[Given task]
Write the material out again in full, exactly.

----------

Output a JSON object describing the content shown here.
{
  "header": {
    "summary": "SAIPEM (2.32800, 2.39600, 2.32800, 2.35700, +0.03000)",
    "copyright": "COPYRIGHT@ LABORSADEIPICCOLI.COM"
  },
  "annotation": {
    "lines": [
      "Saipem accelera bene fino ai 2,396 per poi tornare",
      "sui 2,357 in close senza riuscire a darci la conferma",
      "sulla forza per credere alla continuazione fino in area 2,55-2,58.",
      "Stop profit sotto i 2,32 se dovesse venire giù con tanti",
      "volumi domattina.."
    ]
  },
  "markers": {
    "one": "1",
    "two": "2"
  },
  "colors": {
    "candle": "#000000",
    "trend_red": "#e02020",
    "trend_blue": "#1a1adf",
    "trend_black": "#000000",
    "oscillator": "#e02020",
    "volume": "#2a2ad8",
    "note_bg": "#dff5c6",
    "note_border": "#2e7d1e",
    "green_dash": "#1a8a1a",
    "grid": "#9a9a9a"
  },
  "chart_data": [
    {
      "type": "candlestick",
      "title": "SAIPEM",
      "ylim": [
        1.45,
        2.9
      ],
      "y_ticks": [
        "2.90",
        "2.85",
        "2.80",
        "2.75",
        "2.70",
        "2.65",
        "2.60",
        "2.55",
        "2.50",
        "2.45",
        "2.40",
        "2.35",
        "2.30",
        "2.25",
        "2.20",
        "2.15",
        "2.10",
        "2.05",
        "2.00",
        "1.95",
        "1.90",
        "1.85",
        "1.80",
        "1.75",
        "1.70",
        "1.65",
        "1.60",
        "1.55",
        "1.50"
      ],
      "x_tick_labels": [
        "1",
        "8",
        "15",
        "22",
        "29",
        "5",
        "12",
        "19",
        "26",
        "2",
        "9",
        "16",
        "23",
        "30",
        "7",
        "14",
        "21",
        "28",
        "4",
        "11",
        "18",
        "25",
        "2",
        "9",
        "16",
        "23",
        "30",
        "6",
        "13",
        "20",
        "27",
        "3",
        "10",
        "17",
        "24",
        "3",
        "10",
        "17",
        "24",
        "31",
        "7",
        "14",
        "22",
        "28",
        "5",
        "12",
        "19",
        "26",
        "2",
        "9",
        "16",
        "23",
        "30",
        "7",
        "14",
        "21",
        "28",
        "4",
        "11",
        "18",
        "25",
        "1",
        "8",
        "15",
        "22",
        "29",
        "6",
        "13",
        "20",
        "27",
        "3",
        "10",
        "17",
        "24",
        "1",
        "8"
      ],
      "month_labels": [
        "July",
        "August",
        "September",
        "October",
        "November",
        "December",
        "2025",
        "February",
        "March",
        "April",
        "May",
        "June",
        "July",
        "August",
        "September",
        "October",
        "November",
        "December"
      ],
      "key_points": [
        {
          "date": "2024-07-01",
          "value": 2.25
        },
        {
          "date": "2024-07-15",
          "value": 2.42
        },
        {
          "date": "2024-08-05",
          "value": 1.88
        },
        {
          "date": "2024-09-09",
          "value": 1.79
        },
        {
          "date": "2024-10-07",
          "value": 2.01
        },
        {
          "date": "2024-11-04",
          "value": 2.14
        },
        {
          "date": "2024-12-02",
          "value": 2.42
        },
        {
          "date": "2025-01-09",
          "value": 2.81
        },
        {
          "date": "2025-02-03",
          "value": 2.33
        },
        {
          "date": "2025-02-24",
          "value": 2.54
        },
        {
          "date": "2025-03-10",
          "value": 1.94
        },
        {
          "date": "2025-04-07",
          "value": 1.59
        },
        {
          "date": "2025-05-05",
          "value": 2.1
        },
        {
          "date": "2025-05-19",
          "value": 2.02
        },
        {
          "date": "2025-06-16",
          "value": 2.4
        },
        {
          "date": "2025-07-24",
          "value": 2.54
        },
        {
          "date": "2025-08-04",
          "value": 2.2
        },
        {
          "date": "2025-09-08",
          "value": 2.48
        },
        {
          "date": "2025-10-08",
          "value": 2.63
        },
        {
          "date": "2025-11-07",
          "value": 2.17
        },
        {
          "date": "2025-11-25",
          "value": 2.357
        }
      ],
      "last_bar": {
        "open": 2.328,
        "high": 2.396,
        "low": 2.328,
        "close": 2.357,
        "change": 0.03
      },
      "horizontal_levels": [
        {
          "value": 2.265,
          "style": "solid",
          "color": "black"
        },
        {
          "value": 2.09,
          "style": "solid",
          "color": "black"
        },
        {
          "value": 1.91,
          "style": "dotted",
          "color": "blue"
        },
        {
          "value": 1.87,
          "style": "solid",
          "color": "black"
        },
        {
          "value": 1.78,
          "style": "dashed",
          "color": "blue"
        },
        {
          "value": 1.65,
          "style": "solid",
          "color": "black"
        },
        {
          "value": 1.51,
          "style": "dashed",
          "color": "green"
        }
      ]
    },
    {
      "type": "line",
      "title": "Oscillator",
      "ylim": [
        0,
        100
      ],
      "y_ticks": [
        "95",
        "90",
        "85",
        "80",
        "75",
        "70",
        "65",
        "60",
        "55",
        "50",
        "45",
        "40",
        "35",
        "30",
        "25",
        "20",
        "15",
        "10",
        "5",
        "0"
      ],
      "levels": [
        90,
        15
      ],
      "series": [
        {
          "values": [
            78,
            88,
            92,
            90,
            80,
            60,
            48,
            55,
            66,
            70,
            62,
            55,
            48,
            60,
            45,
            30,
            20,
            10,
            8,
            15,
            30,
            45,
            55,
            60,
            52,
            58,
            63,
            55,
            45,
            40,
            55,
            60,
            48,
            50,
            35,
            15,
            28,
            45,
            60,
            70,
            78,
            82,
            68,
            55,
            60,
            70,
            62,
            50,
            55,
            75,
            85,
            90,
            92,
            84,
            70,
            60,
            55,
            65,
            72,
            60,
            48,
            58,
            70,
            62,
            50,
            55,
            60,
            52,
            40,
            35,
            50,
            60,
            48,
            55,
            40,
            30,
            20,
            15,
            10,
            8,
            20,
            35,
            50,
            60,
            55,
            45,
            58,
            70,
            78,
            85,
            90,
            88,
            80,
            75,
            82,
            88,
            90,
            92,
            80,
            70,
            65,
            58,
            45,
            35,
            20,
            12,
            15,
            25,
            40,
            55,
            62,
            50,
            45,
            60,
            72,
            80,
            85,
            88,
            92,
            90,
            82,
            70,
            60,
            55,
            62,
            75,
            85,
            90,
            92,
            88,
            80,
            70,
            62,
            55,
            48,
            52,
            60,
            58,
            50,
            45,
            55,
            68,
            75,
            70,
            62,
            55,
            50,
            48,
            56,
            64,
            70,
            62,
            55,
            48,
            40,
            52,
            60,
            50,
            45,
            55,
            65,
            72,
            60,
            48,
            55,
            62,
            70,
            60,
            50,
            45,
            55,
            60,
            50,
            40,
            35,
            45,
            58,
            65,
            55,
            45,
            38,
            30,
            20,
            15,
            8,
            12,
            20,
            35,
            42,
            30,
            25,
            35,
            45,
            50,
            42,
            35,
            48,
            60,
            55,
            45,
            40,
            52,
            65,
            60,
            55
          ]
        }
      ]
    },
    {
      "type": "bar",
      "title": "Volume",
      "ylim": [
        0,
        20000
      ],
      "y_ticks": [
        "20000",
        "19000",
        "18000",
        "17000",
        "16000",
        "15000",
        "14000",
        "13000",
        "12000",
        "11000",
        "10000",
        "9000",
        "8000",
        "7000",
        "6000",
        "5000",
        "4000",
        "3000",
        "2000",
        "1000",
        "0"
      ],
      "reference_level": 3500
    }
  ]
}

----------

[Written solution]
Output a JSON object describing the content shown here.
{
  "header": {
    "summary": "SAIPEM (2.32800, 2.39600, 2.32800, 2.35700, +0.03000)",
    "copyright": "COPYRIGHT@ LABORSADEIPICCOLI.COM"
  },
  "annotation": {
    "lines": [
      "Saipem accelera bene fino ai 2,396 per poi tornare",
      "sui 2,357 in close senza riuscire a darci la conferma",
      "sulla forza per credere alla continuazione fino in area 2,55-2,58.",
      "Stop profit sotto i 2,32 se dovesse venire giù con tanti",
      "volumi domattina.."
    ]
  },
  "markers": {
    "one": "1",
    "two": "2"
  },
  "colors": {
    "candle": "#000000",
    "trend_red": "#e02020",
    "trend_blue": "#1a1adf",
    "trend_black": "#000000",
    "oscillator": "#e02020",
    "volume": "#2a2ad8",
    "note_bg": "#dff5c6",
    "note_border": "#2e7d1e",
    "green_dash": "#1a8a1a",
    "grid": "#9a9a9a"
  },
  "chart_data": [
    {
      "type": "candlestick",
      "title": "SAIPEM",
      "ylim": [
        1.45,
        2.9
      ],
      "y_ticks": [
        "2.90",
        "2.85",
        "2.80",
        "2.75",
        "2.70",
        "2.65",
        "2.60",
        "2.55",
        "2.50",
        "2.45",
        "2.40",
        "2.35",
        "2.30",
        "2.25",
        "2.20",
        "2.15",
        "2.10",
        "2.05",
        "2.00",
        "1.95",
        "1.90",
        "1.85",
        "1.80",
        "1.75",
        "1.70",
        "1.65",
        "1.60",
        "1.55",
        "1.50"
      ],
      "x_tick_labels": [
        "1",
        "8",
        "15",
        "22",
        "29",
        "5",
        "12",
        "19",
        "26",
        "2",
        "9",
        "16",
        "23",
        "30",
        "7",
        "14",
        "21",
        "28",
        "4",
        "11",
        "18",
        "25",
        "2",
        "9",
        "16",
        "23",
        "30",
        "6",
        "13",
        "20",
        "27",
        "3",
        "10",
        "17",
        "24",
        "3",
        "10",
        "17",
        "24",
        "31",
        "7",
        "14",
        "22",
        "28",
        "5",
        "12",
        "19",
        "26",
        "2",
        "9",
        "16",
        "23",
        "30",
        "7",
        "14",
        "21",
        "28",
        "4",
        "11",
        "18",
        "25",
        "1",
        "8",
        "15",
        "22",
        "29",
        "6",
        "13",
        "20",
        "27",
        "3",
        "10",
        "17",
        "24",
        "1",
        "8"
      ],
      "month_labels": [
        "July",
        "August",
        "September",
        "October",
        "November",
        "December",
        "2025",
        "February",
        "March",
        "April",
        "May",
        "June",
        "July",
        "August",
        "September",
        "October",
        "November",
        "December"
      ],
      "key_points": [
        {
          "date": "2024-07-01",
          "value": 2.25
        },
        {
          "date": "2024-07-15",
          "value": 2.42
        },
        {
          "date": "2024-08-05",
          "value": 1.88
        },
        {
          "date": "2024-09-09",
          "value": 1.79
        },
        {
          "date": "2024-10-07",
          "value": 2.01
        },
        {
          "date": "2024-11-04",
          "value": 2.14
        },
        {
          "date": "2024-12-02",
          "value": 2.42
        },
        {
          "date": "2025-01-09",
          "value": 2.81
        },
        {
          "date": "2025-02-03",
          "value": 2.33
        },
        {
          "date": "2025-02-24",
          "value": 2.54
        },
        {
          "date": "2025-03-10",
          "value": 1.94
        },
        {
          "date": "2025-04-07",
          "value": 1.59
        },
        {
          "date": "2025-05-05",
          "value": 2.1
        },
        {
          "date": "2025-05-19",
          "value": 2.02
        },
        {
          "date": "2025-06-16",
          "value": 2.4
        },
        {
          "date": "2025-07-24",
          "value": 2.54
        },
        {
          "date": "2025-08-04",
          "value": 2.2
        },
        {
          "date": "2025-09-08",
          "value": 2.48
        },
        {
          "date": "2025-10-08",
          "value": 2.63
        },
        {
          "date": "2025-11-07",
          "value": 2.17
        },
        {
          "date": "2025-11-25",
          "value": 2.357
        }
      ],
      "last_bar": {
        "open": 2.328,
        "high": 2.396,
        "low": 2.328,
        "close": 2.357,
        "change": 0.03
      },
      "horizontal_levels": [
        {
          "value": 2.265,
          "style": "solid",
          "color": "black"
        },
        {
          "value": 2.09,
          "style": "solid",
          "color": "black"
        },
        {
          "value": 1.91,
          "style": "dotted",
          "color": "blue"
        },
        {
          "value": 1.87,
          "style": "solid",
          "color": "black"
        },
        {
          "value": 1.78,
          "style": "dashed",
          "color": "blue"
        },
        {
          "value": 1.65,
          "style": "solid",
          "color": "black"
        },
        {
          "value": 1.51,
          "style": "dashed",
          "color": "green"
        }
      ]
    },
    {
      "type": "line",
      "title": "Oscillator",
      "ylim": [
        0,
        100
      ],
      "y_ticks": [
        "95",
        "90",
        "85",
        "80",
        "75",
        "70",
        "65",
        "60",
        "55",
        "50",
        "45",
        "40",
        "35",
        "30",
        "25",
        "20",
        "15",
        "10",
        "5",
        "0"
      ],
      "levels": [
        90,
        15
      ],
      "series": [
        {
          "values": [
            78,
            88,
            92,
            90,
            80,
            60,
            48,
            55,
            66,
            70,
            62,
            55,
            48,
            60,
            45,
            30,
            20,
            10,
            8,
            15,
            30,
            45,
            55,
            60,
            52,
            58,
            63,
            55,
            45,
            40,
            55,
            60,
            48,
            50,
            35,
            15,
            28,
            45,
            60,
            70,
            78,
            82,
            68,
            55,
            60,
            70,
            62,
            50,
            55,
            75,
            85,
            90,
            92,
            84,
            70,
            60,
            55,
            65,
            72,
            60,
            48,
            58,
            70,
            62,
            50,
            55,
            60,
            52,
            40,
            35,
            50,
            60,
            48,
            55,
            40,
            30,
            20,
            15,
            10,
            8,
            20,
            35,
            50,
            60,
            55,
            45,
            58,
            70,
            78,
            85,
            90,
            88,
            80,
            75,
            82,
            88,
            90,
            92,
            80,
            70,
            65,
            58,
            45,
            35,
            20,
            12,
            15,
            25,
            40,
            55,
            62,
            50,
            45,
            60,
            72,
            80,
            85,
            88,
            92,
            90,
            82,
            70,
            60,
            55,
            62,
            75,
            85,
            90,
            92,
            88,
            80,
            70,
            62,
            55,
            48,
            52,
            60,
            58,
            50,
            45,
            55,
            68,
            75,
            70,
            62,
            55,
            50,
            48,
            56,
            64,
            70,
            62,
            55,
            48,
            40,
            52,
            60,
            50,
            45,
            55,
            65,
            72,
            60,
            48,
            55,
            62,
            70,
            60,
            50,
            45,
            55,
            60,
            50,
            40,
            35,
            45,
            58,
            65,
            55,
            45,
            38,
            30,
            20,
            15,
            8,
            12,
            20,
            35,
            42,
            30,
            25,
            35,
            45,
            50,
            42,
            35,
            48,
            60,
            55,
            45,
            40,
            52,
            65,
            60,
            55
          ]
        }
      ]
    },
    {
      "type": "bar",
      "title": "Volume",
      "ylim": [
        0,
        20000
      ],
      "y_ticks": [
        "20000",
        "19000",
        "18000",
        "17000",
        "16000",
        "15000",
        "14000",
        "13000",
        "12000",
        "11000",
        "10000",
        "9000",
        "8000",
        "7000",
        "6000",
        "5000",
        "4000",
        "3000",
        "2000",
        "1000",
        "0"
      ],
      "reference_level": 3500
    }
  ]
}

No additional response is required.